_Work to complete_
Output every line below exactly.
::::::::
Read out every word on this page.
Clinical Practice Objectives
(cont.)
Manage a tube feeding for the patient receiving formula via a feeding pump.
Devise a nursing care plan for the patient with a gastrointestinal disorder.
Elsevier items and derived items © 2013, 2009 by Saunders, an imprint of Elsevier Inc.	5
::::::::
_Task output_
Read out every word on this page.
Clinical Practice Objectives
(cont.)
Manage a tube feeding for the patient receiving formula via a feeding pump.
Devise a nursing care plan for the patient with a gastrointestinal disorder.
Elsevier items and derived items © 2013, 2009 by Saunders, an imprint of Elsevier Inc.	5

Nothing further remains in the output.